## Exercise objective
Transcribe the part of the SVC notebook excerpt that begins at the words "# Implementing the SVC model using the sigmoid" and stops after the words "model8.fit(x_train2, y_train)", keeping every character unchanged.

-- Excerpt follows --

The optimal parameter values calculated by the tuning process were: 

* kernel = rfb
* C = 100
* gamma = 1

Let's proceed to run the SVC algorithm using these selected parameter values.

In [29]:
# Setting the set:
random.seed(1234)

# Implementing the SVC model with the tunned parameters kernel=rfb, C=100 and gamma=1
model7 = SVC(kernel="rbf", C=100, gamma=1)
print('Cross Validation Results for SVC using the tuned parameters - W2V:')
y_train = np.asarray(train_df['male'].values)

# cross validation
print('Doing 10-fold cross validation')
accuracies = cross_val_score(model7, x_train2, y_train, scoring='accuracy', cv=10)
print('sd(accuracy):' + str(statistics.stdev(accuracies)))
print('mean(accuracy):' + str(statistics.mean(accuracies)))

# training model
model7.fit(x_train2, y_train)

# getting predictions from model
y_predict_7 = model7.predict(x_test2)


Cross Validation Results for SVC using the tuned parameters - W2V:
Doing 10-fold cross validation
sd(accuracy):0.019618868174233944
mean(accuracy):0.7867741935483871


In [30]:
# Validating predictions on test dataset
print('Accuracy on Testing Dataset - SVC tunned - W2V:')
sum(test_labels.loc[test_index_list,'male']==y_predict_7)/len(test_labels.index)*100

Accuracy on Testing Dataset - SVC tunned - W2V:


77.60000000000001

In [31]:
# Setting the set:
random.seed(1234)

# Implementing the SVC model using the sigmoid kernel
model8 = SVC(kernel="sigmoid", C=100, gamma=1)
print('Cross Validation Results for SVC using the sigmoid kernel- W2V:')
y_train = np.asarray(train_df['male'].values)
  
#cross validation
print('Doing 10-fold cross validation')
accuracies = cross_val_score(model8, x_train2, y_train, scoring='accuracy', cv=10)
print('sd(accuracy):' + str(statistics.stdev(accuracies)))
print('mean(accuracy):' + str(statistics.mean(accuracies)))

#training model
model8.fit(x_train2, y_train)

#getting predictions from model
y_predict_8 = model8.predict(x_test2)


Cross Validation Results for SVC using the sigmoid kernel- W2V:
Doing 10-fold cross validation
sd(accuracy):0.0261204021324628
mean(accuracy):0.7796774193548387


In [32]:
# Validating predictions on test dataset
print('Accuracy on Testing Dataset - SVC sigmoid - W2V:')
sum(test_labels.loc[test_index_list,'male']==y_predict_8)/len(test_labels.index)*100

Accuracy on Testing Dataset - SVC sigmoid - W2V:


79.2

In [33]:
# Setting the seed:
random.seed(1234)

# Implementing the SVC model using the linear kernel
model9 = LinearSVC()

-- Excerpt concluded --
-- Extracted information follows --

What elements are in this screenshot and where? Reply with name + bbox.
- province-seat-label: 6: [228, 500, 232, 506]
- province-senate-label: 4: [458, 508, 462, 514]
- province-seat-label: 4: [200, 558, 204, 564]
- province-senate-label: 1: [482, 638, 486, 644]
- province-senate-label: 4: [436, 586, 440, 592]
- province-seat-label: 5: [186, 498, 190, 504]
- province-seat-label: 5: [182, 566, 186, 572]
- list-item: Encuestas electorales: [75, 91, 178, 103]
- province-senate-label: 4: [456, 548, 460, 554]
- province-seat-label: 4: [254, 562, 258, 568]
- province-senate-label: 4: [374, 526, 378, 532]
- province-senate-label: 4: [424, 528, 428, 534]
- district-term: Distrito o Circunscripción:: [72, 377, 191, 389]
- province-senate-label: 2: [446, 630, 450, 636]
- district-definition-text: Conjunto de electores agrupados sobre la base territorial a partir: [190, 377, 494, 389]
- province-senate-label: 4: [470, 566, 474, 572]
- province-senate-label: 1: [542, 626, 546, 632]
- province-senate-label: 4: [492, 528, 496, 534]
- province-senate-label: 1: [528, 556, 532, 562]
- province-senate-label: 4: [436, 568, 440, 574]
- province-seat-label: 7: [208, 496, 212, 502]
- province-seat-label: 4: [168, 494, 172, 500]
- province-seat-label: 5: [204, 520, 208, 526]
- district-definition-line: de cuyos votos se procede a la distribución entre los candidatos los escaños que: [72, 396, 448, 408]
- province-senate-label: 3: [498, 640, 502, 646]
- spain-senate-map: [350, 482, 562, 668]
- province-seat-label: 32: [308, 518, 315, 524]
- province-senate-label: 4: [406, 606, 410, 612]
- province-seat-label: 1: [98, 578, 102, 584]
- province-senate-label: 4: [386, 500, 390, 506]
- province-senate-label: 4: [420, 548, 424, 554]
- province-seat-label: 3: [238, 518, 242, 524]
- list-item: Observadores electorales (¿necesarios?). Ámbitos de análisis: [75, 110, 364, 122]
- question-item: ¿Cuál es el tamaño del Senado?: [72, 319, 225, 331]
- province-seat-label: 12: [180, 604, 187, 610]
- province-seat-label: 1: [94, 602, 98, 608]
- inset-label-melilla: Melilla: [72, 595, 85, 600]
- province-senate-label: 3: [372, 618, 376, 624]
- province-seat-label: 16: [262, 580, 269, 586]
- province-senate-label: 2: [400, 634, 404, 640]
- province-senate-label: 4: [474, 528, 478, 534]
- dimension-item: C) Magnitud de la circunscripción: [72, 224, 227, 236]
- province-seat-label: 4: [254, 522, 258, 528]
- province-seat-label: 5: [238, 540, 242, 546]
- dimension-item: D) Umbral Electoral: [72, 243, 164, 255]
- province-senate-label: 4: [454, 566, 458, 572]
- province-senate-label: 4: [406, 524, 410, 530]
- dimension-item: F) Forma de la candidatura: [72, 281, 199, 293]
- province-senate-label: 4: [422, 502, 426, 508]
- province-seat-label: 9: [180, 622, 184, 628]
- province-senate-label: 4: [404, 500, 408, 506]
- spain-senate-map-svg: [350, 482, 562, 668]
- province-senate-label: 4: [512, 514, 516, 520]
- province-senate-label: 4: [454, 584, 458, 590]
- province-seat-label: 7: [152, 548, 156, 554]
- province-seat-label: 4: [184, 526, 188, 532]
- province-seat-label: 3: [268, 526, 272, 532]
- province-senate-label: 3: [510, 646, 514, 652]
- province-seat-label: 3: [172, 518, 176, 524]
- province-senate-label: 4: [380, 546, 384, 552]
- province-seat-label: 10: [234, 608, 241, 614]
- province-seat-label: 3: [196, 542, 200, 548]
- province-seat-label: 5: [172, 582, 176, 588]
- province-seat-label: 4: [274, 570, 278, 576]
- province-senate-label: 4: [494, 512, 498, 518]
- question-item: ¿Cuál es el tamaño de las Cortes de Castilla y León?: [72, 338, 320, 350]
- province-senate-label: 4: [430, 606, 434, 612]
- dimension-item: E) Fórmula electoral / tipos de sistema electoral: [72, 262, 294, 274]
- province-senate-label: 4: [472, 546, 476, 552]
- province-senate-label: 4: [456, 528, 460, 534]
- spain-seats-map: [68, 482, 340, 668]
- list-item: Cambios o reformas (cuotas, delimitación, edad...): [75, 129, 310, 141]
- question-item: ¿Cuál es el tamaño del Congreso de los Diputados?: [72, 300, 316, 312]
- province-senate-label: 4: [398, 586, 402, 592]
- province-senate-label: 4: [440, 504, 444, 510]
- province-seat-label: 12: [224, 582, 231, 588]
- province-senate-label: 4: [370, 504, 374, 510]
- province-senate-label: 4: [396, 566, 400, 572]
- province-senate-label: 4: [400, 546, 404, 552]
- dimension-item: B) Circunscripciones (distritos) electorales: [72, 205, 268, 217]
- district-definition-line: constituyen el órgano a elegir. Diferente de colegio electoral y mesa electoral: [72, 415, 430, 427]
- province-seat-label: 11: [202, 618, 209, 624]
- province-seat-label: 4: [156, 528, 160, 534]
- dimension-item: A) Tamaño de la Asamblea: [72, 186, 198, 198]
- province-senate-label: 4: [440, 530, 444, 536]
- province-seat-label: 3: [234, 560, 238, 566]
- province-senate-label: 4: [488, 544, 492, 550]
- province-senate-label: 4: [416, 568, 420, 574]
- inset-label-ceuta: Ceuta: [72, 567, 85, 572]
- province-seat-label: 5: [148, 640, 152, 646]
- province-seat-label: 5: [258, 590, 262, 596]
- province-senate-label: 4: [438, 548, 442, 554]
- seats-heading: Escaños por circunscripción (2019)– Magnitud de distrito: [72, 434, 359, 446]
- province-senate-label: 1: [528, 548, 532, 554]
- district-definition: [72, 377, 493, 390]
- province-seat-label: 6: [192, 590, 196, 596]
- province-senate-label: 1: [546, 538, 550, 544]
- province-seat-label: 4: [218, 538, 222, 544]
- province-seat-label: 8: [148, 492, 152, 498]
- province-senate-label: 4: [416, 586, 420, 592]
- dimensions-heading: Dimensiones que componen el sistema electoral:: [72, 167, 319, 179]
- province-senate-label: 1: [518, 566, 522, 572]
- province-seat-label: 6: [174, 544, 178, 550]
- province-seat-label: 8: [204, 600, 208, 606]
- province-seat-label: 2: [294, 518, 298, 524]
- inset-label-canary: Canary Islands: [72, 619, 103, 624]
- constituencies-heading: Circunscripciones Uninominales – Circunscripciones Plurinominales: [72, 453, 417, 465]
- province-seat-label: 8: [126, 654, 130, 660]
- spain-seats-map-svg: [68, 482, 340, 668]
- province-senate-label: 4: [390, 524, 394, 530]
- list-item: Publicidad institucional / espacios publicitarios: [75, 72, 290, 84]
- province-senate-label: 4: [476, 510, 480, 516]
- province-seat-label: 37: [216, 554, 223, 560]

-- Extracted information concluded --

## Your solution
# Implementing the SVC model using the sigmoid kernel
model8 = SVC(kernel="sigmoid", C=100, gamma=1)
print('Cross Validation Results for SVC using the sigmoid kernel- W2V:')
y_train = np.asarray(train_df['male'].values)
  
#cross validation
print('Doing 10-fold cross validation')
accuracies = cross_val_score(model8, x_train2, y_train, scoring='accuracy', cv=10)
print('sd(accuracy):' + str(statistics.stdev(accuracies)))
print('mean(accuracy):' + str(statistics.mean(accuracies)))

#training model
model8.fit(x_train2, y_train)